> _What is needed_
Tally up the lines below that include the word "חשבונות". Answer with the number alone.

> _Records_

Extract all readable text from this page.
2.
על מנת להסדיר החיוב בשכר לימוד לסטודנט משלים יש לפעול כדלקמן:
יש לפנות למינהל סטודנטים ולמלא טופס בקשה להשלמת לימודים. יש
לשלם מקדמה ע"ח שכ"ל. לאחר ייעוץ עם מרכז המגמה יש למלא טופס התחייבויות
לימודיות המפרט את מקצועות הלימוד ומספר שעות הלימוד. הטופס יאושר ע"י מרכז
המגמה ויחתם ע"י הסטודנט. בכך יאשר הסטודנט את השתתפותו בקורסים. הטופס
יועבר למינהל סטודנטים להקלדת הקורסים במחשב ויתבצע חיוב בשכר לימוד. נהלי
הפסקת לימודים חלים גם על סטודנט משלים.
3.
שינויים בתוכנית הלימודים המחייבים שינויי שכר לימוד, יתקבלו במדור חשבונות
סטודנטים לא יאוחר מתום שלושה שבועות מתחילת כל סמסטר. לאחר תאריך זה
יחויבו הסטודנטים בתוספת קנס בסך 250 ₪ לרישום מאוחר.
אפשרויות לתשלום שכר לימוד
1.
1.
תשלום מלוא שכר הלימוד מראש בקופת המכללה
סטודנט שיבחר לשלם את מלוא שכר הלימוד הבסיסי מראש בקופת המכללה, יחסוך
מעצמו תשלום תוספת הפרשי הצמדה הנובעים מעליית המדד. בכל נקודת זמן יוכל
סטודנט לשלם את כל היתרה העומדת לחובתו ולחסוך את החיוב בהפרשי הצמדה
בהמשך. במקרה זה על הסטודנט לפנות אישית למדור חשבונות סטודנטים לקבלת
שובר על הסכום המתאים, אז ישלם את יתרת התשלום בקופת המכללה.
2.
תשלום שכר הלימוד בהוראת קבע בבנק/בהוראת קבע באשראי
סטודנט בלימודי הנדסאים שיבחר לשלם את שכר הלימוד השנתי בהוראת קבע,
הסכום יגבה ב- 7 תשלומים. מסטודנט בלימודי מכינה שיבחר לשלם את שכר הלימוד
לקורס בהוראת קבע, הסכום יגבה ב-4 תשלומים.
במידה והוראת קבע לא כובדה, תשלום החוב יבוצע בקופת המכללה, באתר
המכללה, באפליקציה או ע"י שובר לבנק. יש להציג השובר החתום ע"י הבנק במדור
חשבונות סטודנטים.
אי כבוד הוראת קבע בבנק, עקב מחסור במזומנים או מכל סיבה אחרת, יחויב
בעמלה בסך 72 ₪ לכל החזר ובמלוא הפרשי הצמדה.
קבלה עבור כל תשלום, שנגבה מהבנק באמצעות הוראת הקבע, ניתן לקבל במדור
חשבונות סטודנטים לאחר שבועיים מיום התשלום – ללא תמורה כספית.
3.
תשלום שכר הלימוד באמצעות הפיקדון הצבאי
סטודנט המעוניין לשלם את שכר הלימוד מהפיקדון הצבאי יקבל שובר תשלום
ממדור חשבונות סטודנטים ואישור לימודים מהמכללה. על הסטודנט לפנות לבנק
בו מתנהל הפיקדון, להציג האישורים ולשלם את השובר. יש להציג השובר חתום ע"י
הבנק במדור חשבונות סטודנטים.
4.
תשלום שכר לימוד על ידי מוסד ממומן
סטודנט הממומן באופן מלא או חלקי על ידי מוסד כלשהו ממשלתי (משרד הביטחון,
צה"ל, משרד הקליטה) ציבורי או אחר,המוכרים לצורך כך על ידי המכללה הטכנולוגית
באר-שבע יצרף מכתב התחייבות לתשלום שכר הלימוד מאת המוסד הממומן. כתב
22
==
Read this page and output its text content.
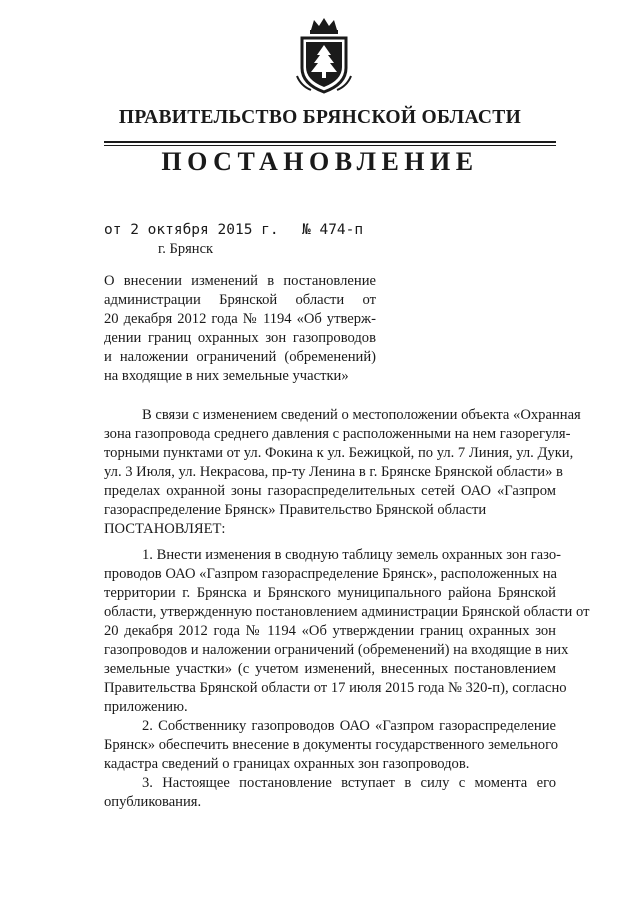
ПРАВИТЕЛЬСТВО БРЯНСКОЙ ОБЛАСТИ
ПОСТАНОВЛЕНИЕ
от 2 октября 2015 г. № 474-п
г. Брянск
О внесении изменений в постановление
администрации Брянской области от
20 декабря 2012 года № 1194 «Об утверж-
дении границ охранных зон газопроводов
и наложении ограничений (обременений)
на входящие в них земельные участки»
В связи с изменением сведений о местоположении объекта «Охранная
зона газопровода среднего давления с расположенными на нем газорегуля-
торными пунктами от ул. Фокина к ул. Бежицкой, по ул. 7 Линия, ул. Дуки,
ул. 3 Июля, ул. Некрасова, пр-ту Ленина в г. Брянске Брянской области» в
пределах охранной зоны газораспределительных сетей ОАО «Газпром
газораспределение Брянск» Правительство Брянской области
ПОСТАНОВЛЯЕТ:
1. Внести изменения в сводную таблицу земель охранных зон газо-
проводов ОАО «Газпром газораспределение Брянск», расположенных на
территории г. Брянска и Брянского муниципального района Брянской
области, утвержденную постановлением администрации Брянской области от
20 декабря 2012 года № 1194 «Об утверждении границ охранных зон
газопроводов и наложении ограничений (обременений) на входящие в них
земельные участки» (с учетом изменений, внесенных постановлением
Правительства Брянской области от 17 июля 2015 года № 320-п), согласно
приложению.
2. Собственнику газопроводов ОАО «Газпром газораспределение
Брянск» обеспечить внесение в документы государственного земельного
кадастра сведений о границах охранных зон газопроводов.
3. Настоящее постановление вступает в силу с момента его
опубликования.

> _The reply_
6